▶ [YOUR INSTRUCTIONS]:
Return the records word for word. Any pictures in them are not part of the copy.

▶ [DATA SECTION]:
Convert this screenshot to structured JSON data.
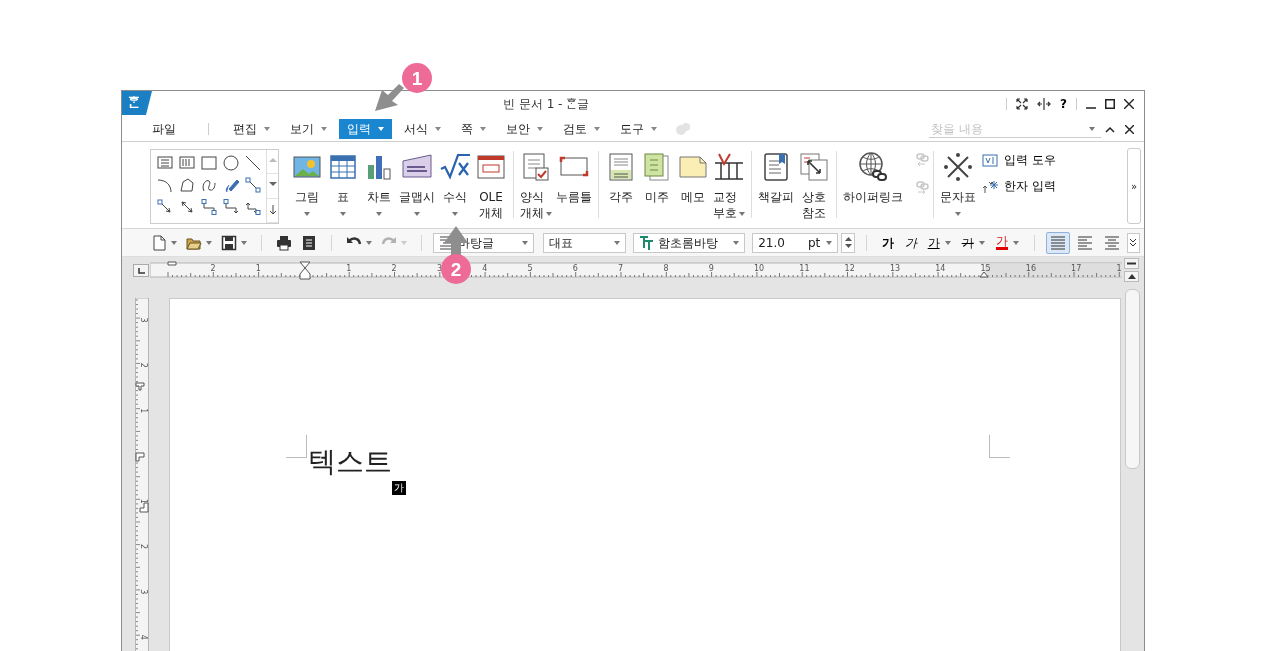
{
  "window": {
    "app_logo": "ᄒᆞᆫ",
    "title": "빈 문서 1 - ᄒᆞᆫ글",
    "help": "?"
  },
  "menu": [
    {
      "label": "파일",
      "selected": false,
      "dropdown": false
    },
    {
      "label": "편집",
      "selected": false,
      "dropdown": true
    },
    {
      "label": "보기",
      "selected": false,
      "dropdown": true
    },
    {
      "label": "입력",
      "selected": true,
      "dropdown": true
    },
    {
      "label": "서식",
      "selected": false,
      "dropdown": true
    },
    {
      "label": "쪽",
      "selected": false,
      "dropdown": true
    },
    {
      "label": "보안",
      "selected": false,
      "dropdown": true
    },
    {
      "label": "검토",
      "selected": false,
      "dropdown": true
    },
    {
      "label": "도구",
      "selected": false,
      "dropdown": true
    }
  ],
  "search": {
    "placeholder": "찾을 내용"
  },
  "ribbon": {
    "groups": [
      {
        "kind": "gallery"
      },
      {
        "kind": "buttons",
        "items": [
          {
            "label": "그림",
            "dropdown": true
          },
          {
            "label": "표",
            "dropdown": true
          },
          {
            "label": "차트",
            "dropdown": true
          },
          {
            "label": "글맵시",
            "dropdown": true
          },
          {
            "label": "수식",
            "dropdown": true
          },
          {
            "label": "OLE 개체",
            "dropdown": false
          }
        ]
      },
      {
        "kind": "buttons",
        "items": [
          {
            "label": "양식 개체",
            "dropdown": true
          },
          {
            "label": "누름틀",
            "dropdown": false
          }
        ]
      },
      {
        "kind": "buttons",
        "items": [
          {
            "label": "각주",
            "dropdown": false
          },
          {
            "label": "미주",
            "dropdown": false
          },
          {
            "label": "메모",
            "dropdown": false
          },
          {
            "label": "교정 부호",
            "dropdown": true
          }
        ]
      },
      {
        "kind": "buttons",
        "items": [
          {
            "label": "책갈피",
            "dropdown": false
          },
          {
            "label": "상호 참조",
            "dropdown": false
          }
        ]
      },
      {
        "kind": "links",
        "items": [
          {
            "label": "하이퍼링크",
            "dropdown": false
          }
        ]
      },
      {
        "kind": "buttons",
        "items": [
          {
            "label": "문자표",
            "dropdown": true
          }
        ],
        "small": [
          {
            "label": "입력 도우"
          },
          {
            "label": "한자 입력"
          }
        ]
      }
    ],
    "more": "»"
  },
  "toolbar": [
    {
      "kind": "icon",
      "dropdown": true,
      "disabled": false
    },
    {
      "kind": "icon",
      "dropdown": true,
      "disabled": false
    },
    {
      "kind": "icon",
      "dropdown": true,
      "disabled": false
    },
    {
      "kind": "separator"
    },
    {
      "kind": "icon",
      "dropdown": false,
      "disabled": false
    },
    {
      "kind": "icon",
      "dropdown": false,
      "disabled": false
    },
    {
      "kind": "separator"
    },
    {
      "kind": "icon",
      "dropdown": true,
      "disabled": false
    },
    {
      "kind": "icon",
      "dropdown": true,
      "disabled": true
    },
    {
      "kind": "separator"
    },
    {
      "kind": "select",
      "value": "바탕글"
    },
    {
      "kind": "select",
      "value": "대표"
    },
    {
      "kind": "select",
      "value": "함초롬바탕"
    },
    {
      "kind": "size",
      "value": "21.0",
      "unit": "pt"
    },
    {
      "kind": "separator"
    },
    {
      "kind": "format",
      "label": "가",
      "dropdown": false
    },
    {
      "kind": "format",
      "label": "가",
      "dropdown": false
    },
    {
      "kind": "format",
      "label": "가",
      "dropdown": true
    },
    {
      "kind": "format",
      "label": "가",
      "dropdown": true
    },
    {
      "kind": "format",
      "label": "가",
      "dropdown": true
    },
    {
      "kind": "separator"
    },
    {
      "kind": "align",
      "selected": true
    },
    {
      "kind": "align",
      "selected": false
    },
    {
      "kind": "align",
      "selected": false
    }
  ],
  "ruler": {
    "top_labels": [
      "2",
      "1",
      "1",
      "2",
      "3",
      "4",
      "5",
      "6",
      "7",
      "8",
      "9",
      "10",
      "11",
      "12",
      "13",
      "14",
      "15",
      "16",
      "17",
      "1"
    ],
    "side_labels": [
      "3",
      "2",
      "1",
      "1",
      "2",
      "3",
      "4"
    ]
  },
  "document": {
    "text": "텍스트",
    "ime_indicator": "가"
  },
  "callouts": [
    {
      "number": "1"
    },
    {
      "number": "2"
    }
  ]
}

▶ [FINAL ANSWER]:
Convert this screenshot to structured JSON data.
{
  "window": {
    "app_logo": "ᄒᆞᆫ",
    "title": "빈 문서 1 - ᄒᆞᆫ글",
    "help": "?"
  },
  "menu": [
    {
      "label": "파일",
      "selected": false,
      "dropdown": false
    },
    {
      "label": "편집",
      "selected": false,
      "dropdown": true
    },
    {
      "label": "보기",
      "selected": false,
      "dropdown": true
    },
    {
      "label": "입력",
      "selected": true,
      "dropdown": true
    },
    {
      "label": "서식",
      "selected": false,
      "dropdown": true
    },
    {
      "label": "쪽",
      "selected": false,
      "dropdown": true
    },
    {
      "label": "보안",
      "selected": false,
      "dropdown": true
    },
    {
      "label": "검토",
      "selected": false,
      "dropdown": true
    },
    {
      "label": "도구",
      "selected": false,
      "dropdown": true
    }
  ],
  "search": {
    "placeholder": "찾을 내용"
  },
  "ribbon": {
    "groups": [
      {
        "kind": "gallery"
      },
      {
        "kind": "buttons",
        "items": [
          {
            "label": "그림",
            "dropdown": true
          },
          {
            "label": "표",
            "dropdown": true
          },
          {
            "label": "차트",
            "dropdown": true
          },
          {
            "label": "글맵시",
            "dropdown": true
          },
          {
            "label": "수식",
            "dropdown": true
          },
          {
            "label": "OLE 개체",
            "dropdown": false
          }
        ]
      },
      {
        "kind": "buttons",
        "items": [
          {
            "label": "양식 개체",
            "dropdown": true
          },
          {
            "label": "누름틀",
            "dropdown": false
          }
        ]
      },
      {
        "kind": "buttons",
        "items": [
          {
            "label": "각주",
            "dropdown": false
          },
          {
            "label": "미주",
            "dropdown": false
          },
          {
            "label": "메모",
            "dropdown": false
          },
          {
            "label": "교정 부호",
            "dropdown": true
          }
        ]
      },
      {
        "kind": "buttons",
        "items": [
          {
            "label": "책갈피",
            "dropdown": false
          },
          {
            "label": "상호 참조",
            "dropdown": false
          }
        ]
      },
      {
        "kind": "links",
        "items": [
          {
            "label": "하이퍼링크",
            "dropdown": false
          }
        ]
      },
      {
        "kind": "buttons",
        "items": [
          {
            "label": "문자표",
            "dropdown": true
          }
        ],
        "small": [
          {
            "label": "입력 도우"
          },
          {
            "label": "한자 입력"
          }
        ]
      }
    ],
    "more": "»"
  },
  "toolbar": [
    {
      "kind": "icon",
      "dropdown": true,
      "disabled": false
    },
    {
      "kind": "icon",
      "dropdown": true,
      "disabled": false
    },
    {
      "kind": "icon",
      "dropdown": true,
      "disabled": false
    },
    {
      "kind": "separator"
    },
    {
      "kind": "icon",
      "dropdown": false,
      "disabled": false
    },
    {
      "kind": "icon",
      "dropdown": false,
      "disabled": false
    },
    {
      "kind": "separator"
    },
    {
      "kind": "icon",
      "dropdown": true,
      "disabled": false
    },
    {
      "kind": "icon",
      "dropdown": true,
      "disabled": true
    },
    {
      "kind": "separator"
    },
    {
      "kind": "select",
      "value": "바탕글"
    },
    {
      "kind": "select",
      "value": "대표"
    },
    {
      "kind": "select",
      "value": "함초롬바탕"
    },
    {
      "kind": "size",
      "value": "21.0",
      "unit": "pt"
    },
    {
      "kind": "separator"
    },
    {
      "kind": "format",
      "label": "가",
      "dropdown": false
    },
    {
      "kind": "format",
      "label": "가",
      "dropdown": false
    },
    {
      "kind": "format",
      "label": "가",
      "dropdown": true
    },
    {
      "kind": "format",
      "label": "가",
      "dropdown": true
    },
    {
      "kind": "format",
      "label": "가",
      "dropdown": true
    },
    {
      "kind": "separator"
    },
    {
      "kind": "align",
      "selected": true
    },
    {
      "kind": "align",
      "selected": false
    },
    {
      "kind": "align",
      "selected": false
    }
  ],
  "ruler": {
    "top_labels": [
      "2",
      "1",
      "1",
      "2",
      "3",
      "4",
      "5",
      "6",
      "7",
      "8",
      "9",
      "10",
      "11",
      "12",
      "13",
      "14",
      "15",
      "16",
      "17",
      "1"
    ],
    "side_labels": [
      "3",
      "2",
      "1",
      "1",
      "2",
      "3",
      "4"
    ]
  },
  "document": {
    "text": "텍스트",
    "ime_indicator": "가"
  },
  "callouts": [
    {
      "number": "1"
    },
    {
      "number": "2"
    }
  ]
}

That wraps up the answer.